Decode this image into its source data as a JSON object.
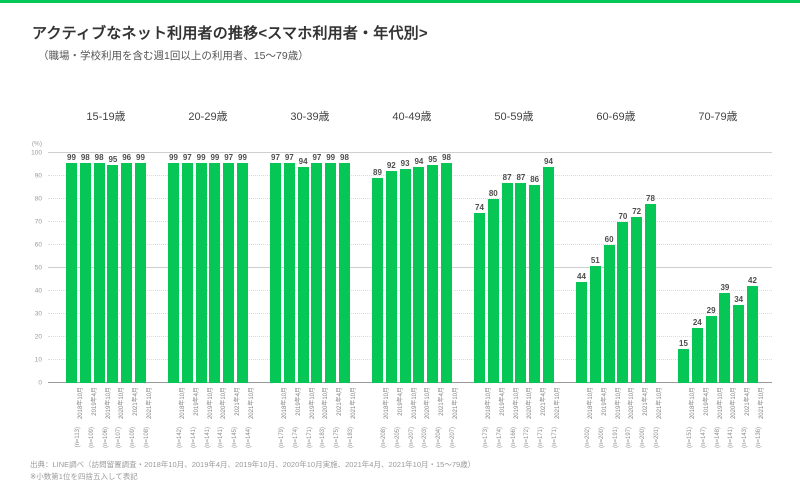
{
  "page": {
    "title": "アクティブなネット利用者の推移<スマホ利用者・年代別>",
    "subtitle": "（職場・学校利用を含む週1回以上の利用者、15～79歳）",
    "footnote_source": "出典：LINE調べ（訪問留置調査・2018年10月、2019年4月、2019年10月、2020年10月実施、2021年4月、2021年10月・15～79歳）",
    "footnote_note": "※小数第1位を四捨五入して表記",
    "accent_color": "#06C755"
  },
  "chart_data": {
    "type": "bar",
    "unit_label": "(%)",
    "ylabel": "",
    "xlabel": "",
    "ylim": [
      0,
      100
    ],
    "ytick_step": 10,
    "grid": "horizontal dotted, solid at 50 and 100",
    "legend": "none",
    "bar_color": "#06C755",
    "periods": [
      "2018年10月",
      "2019年4月",
      "2019年10月",
      "2020年10月",
      "2021年4月",
      "2021年10月"
    ],
    "groups": [
      {
        "label": "15-19歳",
        "values": [
          99,
          98,
          98,
          95,
          96,
          99
        ],
        "n": [
          "(n=113)",
          "(n=109)",
          "(n=106)",
          "(n=107)",
          "(n=109)",
          "(n=108)"
        ]
      },
      {
        "label": "20-29歳",
        "values": [
          99,
          97,
          99,
          99,
          97,
          99
        ],
        "n": [
          "(n=142)",
          "(n=141)",
          "(n=141)",
          "(n=141)",
          "(n=145)",
          "(n=144)"
        ]
      },
      {
        "label": "30-39歳",
        "values": [
          97,
          97,
          94,
          97,
          99,
          98
        ],
        "n": [
          "(n=179)",
          "(n=174)",
          "(n=171)",
          "(n=183)",
          "(n=175)",
          "(n=183)"
        ]
      },
      {
        "label": "40-49歳",
        "values": [
          89,
          92,
          93,
          94,
          95,
          98
        ],
        "n": [
          "(n=208)",
          "(n=205)",
          "(n=207)",
          "(n=203)",
          "(n=204)",
          "(n=207)"
        ]
      },
      {
        "label": "50-59歳",
        "values": [
          74,
          80,
          87,
          87,
          86,
          94
        ],
        "n": [
          "(n=173)",
          "(n=174)",
          "(n=166)",
          "(n=172)",
          "(n=171)",
          "(n=171)"
        ]
      },
      {
        "label": "60-69歳",
        "values": [
          44,
          51,
          60,
          70,
          72,
          78
        ],
        "n": [
          "(n=202)",
          "(n=200)",
          "(n=191)",
          "(n=197)",
          "(n=200)",
          "(n=201)"
        ]
      },
      {
        "label": "70-79歳",
        "values": [
          15,
          24,
          29,
          39,
          34,
          42
        ],
        "n": [
          "(n=151)",
          "(n=147)",
          "(n=148)",
          "(n=141)",
          "(n=143)",
          "(n=136)"
        ]
      }
    ]
  }
}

SET PROBLEM → Quote the data above in full and without alteration; skip the pictures.

THE RESPONSE →
Decode this image into its source data as a JSON object.
{
  "page": {
    "title": "アクティブなネット利用者の推移<スマホ利用者・年代別>",
    "subtitle": "（職場・学校利用を含む週1回以上の利用者、15～79歳）",
    "footnote_source": "出典：LINE調べ（訪問留置調査・2018年10月、2019年4月、2019年10月、2020年10月実施、2021年4月、2021年10月・15～79歳）",
    "footnote_note": "※小数第1位を四捨五入して表記",
    "accent_color": "#06C755"
  },
  "chart_data": {
    "type": "bar",
    "unit_label": "(%)",
    "ylabel": "",
    "xlabel": "",
    "ylim": [
      0,
      100
    ],
    "ytick_step": 10,
    "grid": "horizontal dotted, solid at 50 and 100",
    "legend": "none",
    "bar_color": "#06C755",
    "periods": [
      "2018年10月",
      "2019年4月",
      "2019年10月",
      "2020年10月",
      "2021年4月",
      "2021年10月"
    ],
    "groups": [
      {
        "label": "15-19歳",
        "values": [
          99,
          98,
          98,
          95,
          96,
          99
        ],
        "n": [
          "(n=113)",
          "(n=109)",
          "(n=106)",
          "(n=107)",
          "(n=109)",
          "(n=108)"
        ]
      },
      {
        "label": "20-29歳",
        "values": [
          99,
          97,
          99,
          99,
          97,
          99
        ],
        "n": [
          "(n=142)",
          "(n=141)",
          "(n=141)",
          "(n=141)",
          "(n=145)",
          "(n=144)"
        ]
      },
      {
        "label": "30-39歳",
        "values": [
          97,
          97,
          94,
          97,
          99,
          98
        ],
        "n": [
          "(n=179)",
          "(n=174)",
          "(n=171)",
          "(n=183)",
          "(n=175)",
          "(n=183)"
        ]
      },
      {
        "label": "40-49歳",
        "values": [
          89,
          92,
          93,
          94,
          95,
          98
        ],
        "n": [
          "(n=208)",
          "(n=205)",
          "(n=207)",
          "(n=203)",
          "(n=204)",
          "(n=207)"
        ]
      },
      {
        "label": "50-59歳",
        "values": [
          74,
          80,
          87,
          87,
          86,
          94
        ],
        "n": [
          "(n=173)",
          "(n=174)",
          "(n=166)",
          "(n=172)",
          "(n=171)",
          "(n=171)"
        ]
      },
      {
        "label": "60-69歳",
        "values": [
          44,
          51,
          60,
          70,
          72,
          78
        ],
        "n": [
          "(n=202)",
          "(n=200)",
          "(n=191)",
          "(n=197)",
          "(n=200)",
          "(n=201)"
        ]
      },
      {
        "label": "70-79歳",
        "values": [
          15,
          24,
          29,
          39,
          34,
          42
        ],
        "n": [
          "(n=151)",
          "(n=147)",
          "(n=148)",
          "(n=141)",
          "(n=143)",
          "(n=136)"
        ]
      }
    ]
  }
}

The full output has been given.